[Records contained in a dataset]
* * * * * * * * *
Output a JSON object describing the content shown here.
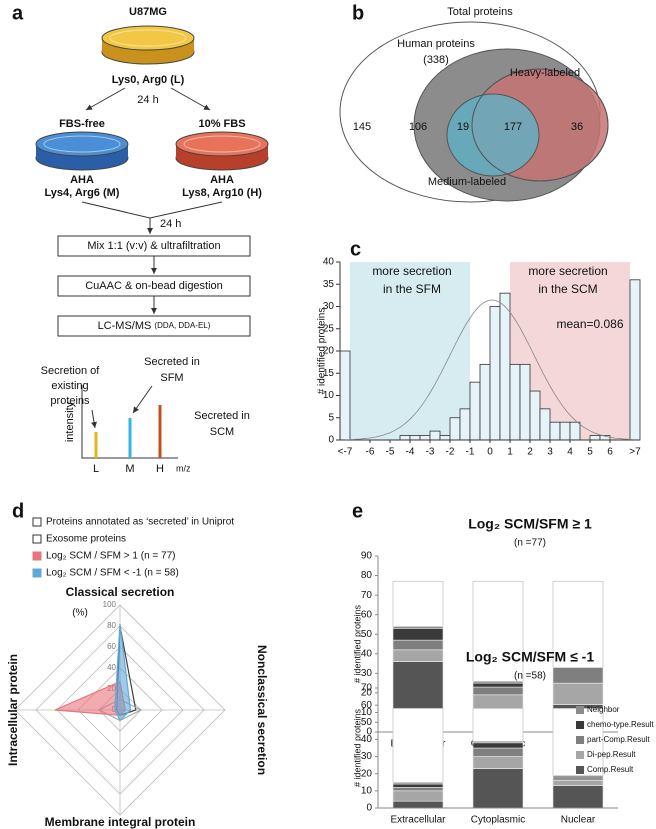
{
  "panel_labels": [
    "a",
    "b",
    "c",
    "d",
    "e"
  ],
  "panel_a": {
    "cell_line": "U87MG",
    "start_label": "Lys0, Arg0 (L)",
    "time_1": "24 h",
    "conditions": [
      {
        "name": "FBS-free",
        "reagent": "AHA",
        "label": "Lys4, Arg6 (M)"
      },
      {
        "name": "10% FBS",
        "reagent": "AHA",
        "label": "Lys8, Arg10 (H)"
      }
    ],
    "time_2": "24 h",
    "steps": [
      "Mix 1:1 (v:v) & ultrafiltration",
      "CuAAC & on-bead digestion"
    ],
    "final_step": {
      "name": "LC-MS/MS",
      "detail": "(DDA, DDA-EL)"
    },
    "spectrum": {
      "y_label": "intensity",
      "x_label": "m/z",
      "peaks": [
        "L",
        "M",
        "H"
      ],
      "annotations": [
        [
          "Secretion of",
          "existing",
          "proteins"
        ],
        [
          "Secreted in",
          "SFM"
        ],
        [
          "Secreted in",
          "SCM"
        ]
      ]
    }
  },
  "panel_b": {
    "title": "Total proteins",
    "human": "Human proteins",
    "human_count": "(338)",
    "heavy": "Heavy-labeled",
    "medium": "Medium-labeled",
    "counts": {
      "outside": 145,
      "human_only": 106,
      "medium_only": 19,
      "both": 177,
      "heavy_only": 36
    }
  },
  "chart_data": [
    {
      "type": "bar",
      "y_label": "# identified proteins",
      "categories": [
        "<-7",
        null,
        null,
        null,
        null,
        null,
        null,
        null,
        null,
        null,
        null,
        null,
        null,
        null,
        null,
        null,
        null,
        null,
        null,
        null,
        null,
        null,
        null,
        null,
        null,
        null,
        null,
        null,
        null,
        ">7"
      ],
      "values": [
        20,
        0,
        0,
        0,
        0,
        0,
        1,
        1,
        1,
        2,
        1,
        5,
        7,
        13,
        17,
        30,
        33,
        17,
        17,
        11,
        7,
        4,
        4,
        4,
        0,
        1,
        1,
        0,
        0,
        36
      ],
      "color": "#e6f3f8",
      "xlim": [
        -7.5,
        7.5
      ],
      "xticks": [
        -6,
        -5,
        -4,
        -3,
        -2,
        -1,
        0,
        1,
        2,
        3,
        4,
        5,
        6
      ],
      "ylim": [
        0,
        40
      ],
      "yticks": [
        0,
        5,
        10,
        15,
        20,
        25,
        30,
        35,
        40
      ],
      "annotations": [
        [
          "more secretion",
          "in the SFM"
        ],
        [
          "more secretion",
          "in the SCM"
        ],
        "mean=0.086"
      ]
    },
    {
      "type": "radar",
      "axes": [
        "Classical secretion",
        "Nonclassical secretion",
        "Membrane integral protein",
        "Intracellular protein"
      ],
      "unit_label": "(%)",
      "rlim": [
        0,
        100
      ],
      "rticks": [
        0,
        20,
        40,
        60,
        80,
        100
      ],
      "series": [
        {
          "name": "Proteins annotated as ‘secreted’ in Uniprot",
          "color": "#404040",
          "filled": false,
          "values": [
            80,
            15,
            5,
            3
          ]
        },
        {
          "name": "Exosome proteins",
          "color": "#a6a6a6",
          "filled": false,
          "values": [
            10,
            20,
            10,
            20
          ]
        },
        {
          "name": "Log₂ SCM / SFM > 1 (n = 77)",
          "color": "#e8737d",
          "filled": true,
          "values": [
            27,
            5,
            5,
            62
          ]
        },
        {
          "name": "Log₂ SCM / SFM < -1 (n = 58)",
          "color": "#5fa8d8",
          "filled": true,
          "values": [
            82,
            10,
            10,
            5
          ]
        }
      ]
    },
    {
      "type": "stacked_bar",
      "title": "Log₂ SCM/SFM ≥ 1",
      "n_label": "(n =77)",
      "n": 77,
      "y_label": "# identified proteins",
      "categories": [
        "Extracellular",
        "Cytoplasmic",
        "Nuclear"
      ],
      "series": [
        {
          "name": "Comp.Result",
          "color": "#555555",
          "values": [
            36,
            12,
            14
          ]
        },
        {
          "name": "Di-pep.Result",
          "color": "#a6a6a6",
          "values": [
            6,
            7,
            11
          ]
        },
        {
          "name": "part-Comp.Result",
          "color": "#7f7f7f",
          "values": [
            5,
            4,
            8
          ]
        },
        {
          "name": "chemo-type.Result",
          "color": "#3a3a3a",
          "values": [
            6,
            2,
            0
          ]
        },
        {
          "name": "Neighbor",
          "color": "#8c8c8c",
          "values": [
            1,
            1,
            0
          ]
        }
      ],
      "ylim": [
        0,
        90
      ],
      "yticks": [
        0,
        10,
        20,
        30,
        40,
        50,
        60,
        70,
        80,
        90
      ],
      "legend": false
    },
    {
      "type": "stacked_bar",
      "title": "Log₂ SCM/SFM ≤ -1",
      "n_label": "(n =58)",
      "n": 58,
      "y_label": "# identified proteins",
      "categories": [
        "Extracellular",
        "Cytoplasmic",
        "Nuclear"
      ],
      "series": [
        {
          "name": "Comp.Result",
          "color": "#555555",
          "values": [
            4,
            23,
            13
          ]
        },
        {
          "name": "Di-pep.Result",
          "color": "#a6a6a6",
          "values": [
            6,
            7,
            3
          ]
        },
        {
          "name": "part-Comp.Result",
          "color": "#7f7f7f",
          "values": [
            2,
            5,
            1
          ]
        },
        {
          "name": "chemo-type.Result",
          "color": "#3a3a3a",
          "values": [
            2,
            3,
            1
          ]
        },
        {
          "name": "Neighbor",
          "color": "#8c8c8c",
          "values": [
            1,
            1,
            1
          ]
        }
      ],
      "ylim": [
        0,
        70
      ],
      "yticks": [
        0,
        10,
        20,
        30,
        40,
        50,
        60,
        70
      ],
      "legend": true
    }
  ]
}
* * * * * * * * *
With the pictures left out, write out all of the data exactly.

### RESPONSE FOR THIS EXERCISE:
Output a JSON object describing the content shown here.
{
  "panel_labels": [
    "a",
    "b",
    "c",
    "d",
    "e"
  ],
  "panel_a": {
    "cell_line": "U87MG",
    "start_label": "Lys0, Arg0 (L)",
    "time_1": "24 h",
    "conditions": [
      {
        "name": "FBS-free",
        "reagent": "AHA",
        "label": "Lys4, Arg6 (M)"
      },
      {
        "name": "10% FBS",
        "reagent": "AHA",
        "label": "Lys8, Arg10 (H)"
      }
    ],
    "time_2": "24 h",
    "steps": [
      "Mix 1:1 (v:v) & ultrafiltration",
      "CuAAC & on-bead digestion"
    ],
    "final_step": {
      "name": "LC-MS/MS",
      "detail": "(DDA, DDA-EL)"
    },
    "spectrum": {
      "y_label": "intensity",
      "x_label": "m/z",
      "peaks": [
        "L",
        "M",
        "H"
      ],
      "annotations": [
        [
          "Secretion of",
          "existing",
          "proteins"
        ],
        [
          "Secreted in",
          "SFM"
        ],
        [
          "Secreted in",
          "SCM"
        ]
      ]
    }
  },
  "panel_b": {
    "title": "Total proteins",
    "human": "Human proteins",
    "human_count": "(338)",
    "heavy": "Heavy-labeled",
    "medium": "Medium-labeled",
    "counts": {
      "outside": 145,
      "human_only": 106,
      "medium_only": 19,
      "both": 177,
      "heavy_only": 36
    }
  },
  "chart_data": [
    {
      "type": "bar",
      "y_label": "# identified proteins",
      "categories": [
        "<-7",
        null,
        null,
        null,
        null,
        null,
        null,
        null,
        null,
        null,
        null,
        null,
        null,
        null,
        null,
        null,
        null,
        null,
        null,
        null,
        null,
        null,
        null,
        null,
        null,
        null,
        null,
        null,
        null,
        ">7"
      ],
      "values": [
        20,
        0,
        0,
        0,
        0,
        0,
        1,
        1,
        1,
        2,
        1,
        5,
        7,
        13,
        17,
        30,
        33,
        17,
        17,
        11,
        7,
        4,
        4,
        4,
        0,
        1,
        1,
        0,
        0,
        36
      ],
      "color": "#e6f3f8",
      "xlim": [
        -7.5,
        7.5
      ],
      "xticks": [
        -6,
        -5,
        -4,
        -3,
        -2,
        -1,
        0,
        1,
        2,
        3,
        4,
        5,
        6
      ],
      "ylim": [
        0,
        40
      ],
      "yticks": [
        0,
        5,
        10,
        15,
        20,
        25,
        30,
        35,
        40
      ],
      "annotations": [
        [
          "more secretion",
          "in the SFM"
        ],
        [
          "more secretion",
          "in the SCM"
        ],
        "mean=0.086"
      ]
    },
    {
      "type": "radar",
      "axes": [
        "Classical secretion",
        "Nonclassical secretion",
        "Membrane integral protein",
        "Intracellular protein"
      ],
      "unit_label": "(%)",
      "rlim": [
        0,
        100
      ],
      "rticks": [
        0,
        20,
        40,
        60,
        80,
        100
      ],
      "series": [
        {
          "name": "Proteins annotated as ‘secreted’ in Uniprot",
          "color": "#404040",
          "filled": false,
          "values": [
            80,
            15,
            5,
            3
          ]
        },
        {
          "name": "Exosome proteins",
          "color": "#a6a6a6",
          "filled": false,
          "values": [
            10,
            20,
            10,
            20
          ]
        },
        {
          "name": "Log₂ SCM / SFM > 1 (n = 77)",
          "color": "#e8737d",
          "filled": true,
          "values": [
            27,
            5,
            5,
            62
          ]
        },
        {
          "name": "Log₂ SCM / SFM < -1 (n = 58)",
          "color": "#5fa8d8",
          "filled": true,
          "values": [
            82,
            10,
            10,
            5
          ]
        }
      ]
    },
    {
      "type": "stacked_bar",
      "title": "Log₂ SCM/SFM ≥ 1",
      "n_label": "(n =77)",
      "n": 77,
      "y_label": "# identified proteins",
      "categories": [
        "Extracellular",
        "Cytoplasmic",
        "Nuclear"
      ],
      "series": [
        {
          "name": "Comp.Result",
          "color": "#555555",
          "values": [
            36,
            12,
            14
          ]
        },
        {
          "name": "Di-pep.Result",
          "color": "#a6a6a6",
          "values": [
            6,
            7,
            11
          ]
        },
        {
          "name": "part-Comp.Result",
          "color": "#7f7f7f",
          "values": [
            5,
            4,
            8
          ]
        },
        {
          "name": "chemo-type.Result",
          "color": "#3a3a3a",
          "values": [
            6,
            2,
            0
          ]
        },
        {
          "name": "Neighbor",
          "color": "#8c8c8c",
          "values": [
            1,
            1,
            0
          ]
        }
      ],
      "ylim": [
        0,
        90
      ],
      "yticks": [
        0,
        10,
        20,
        30,
        40,
        50,
        60,
        70,
        80,
        90
      ],
      "legend": false
    },
    {
      "type": "stacked_bar",
      "title": "Log₂ SCM/SFM ≤ -1",
      "n_label": "(n =58)",
      "n": 58,
      "y_label": "# identified proteins",
      "categories": [
        "Extracellular",
        "Cytoplasmic",
        "Nuclear"
      ],
      "series": [
        {
          "name": "Comp.Result",
          "color": "#555555",
          "values": [
            4,
            23,
            13
          ]
        },
        {
          "name": "Di-pep.Result",
          "color": "#a6a6a6",
          "values": [
            6,
            7,
            3
          ]
        },
        {
          "name": "part-Comp.Result",
          "color": "#7f7f7f",
          "values": [
            2,
            5,
            1
          ]
        },
        {
          "name": "chemo-type.Result",
          "color": "#3a3a3a",
          "values": [
            2,
            3,
            1
          ]
        },
        {
          "name": "Neighbor",
          "color": "#8c8c8c",
          "values": [
            1,
            1,
            1
          ]
        }
      ],
      "ylim": [
        0,
        70
      ],
      "yticks": [
        0,
        10,
        20,
        30,
        40,
        50,
        60,
        70
      ],
      "legend": true
    }
  ]
}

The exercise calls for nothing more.